* Article:
Minecraft can be modified by replacing or adding Java class files to minecraft.jar in Java Edition. This method of making modifications is not supported by Mojang as it can break the game if the mod is outdated, defective, or in conflict with another mod. Some such modifications impressed Notch or Jeb sufficiently that they were added to the game and the authors were credited under Additional Programming. Some examples of mods being implemented into the main game include Hippoplatimus' Piston Mod and horses from Dr. Zhark's Mo' Creatures mod were added in Beta 1.7 and 1.6.1 respectively.
There are many programs designed for Minecraft. These include 3D map editors and viewers, game modifiers, various informational programs (such as crafting recipes), and server wrappers, and other specialty programs. As with mods, these too are not supported by Mojang.
Minecraft: The Story of Mojang
Minecraft: The Story of Mojang is a 2012 documentary created by 2 Player Productions about the history and development of Mojang AB. It was directed by Paul Owens and produced by Paul Levering, Peter De Bourcier and Burnie Burns, with additional funding given through a Kickstarter campaign. The movie was announced on February 21, 2011, was streamed on Xbox Live on December 22, 2012, and publicly released on other platforms, including The Pirate Bay, the next day.

* Material provided:

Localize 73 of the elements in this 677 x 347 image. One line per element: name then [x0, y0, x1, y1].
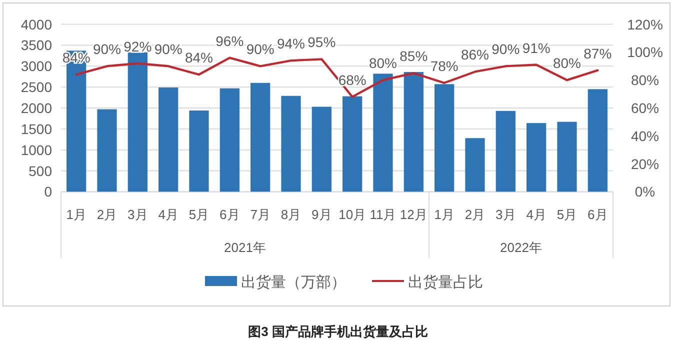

* Jobs:
1 > Answer these questions using the Minecraft passage:
(a) In which Beta version was Hippoplatimus' Piston Mod added to the game?
(b) Who directed Minecraft: The Story of Mojang?
(c) On what date was the documentary streamed on Xbox Live?
2 > Repeat everything in the Minecraft passage from "Minecraft can be" down to "and 1.6.1 respectively.", word for word.
Use only the Minecraft passage to respond.

* Answers given:
1 >
(a) Beta 1.7
(b) Paul Owens
(c) December 22, 2012

2 >
Minecraft can be modified by replacing or adding Java class files to minecraft.jar in Java Edition. This method of making modifications is not supported by Mojang as it can break the game if the mod is outdated, defective, or in conflict with another mod. Some such modifications impressed Notch or Jeb sufficiently that they were added to the game and the authors were credited under Additional Programming. Some examples of mods being implemented into the main game include Hippoplatimus' Piston Mod and horses from Dr. Zhark's Mo' Creatures mod were added in Beta 1.7 and 1.6.1 respectively.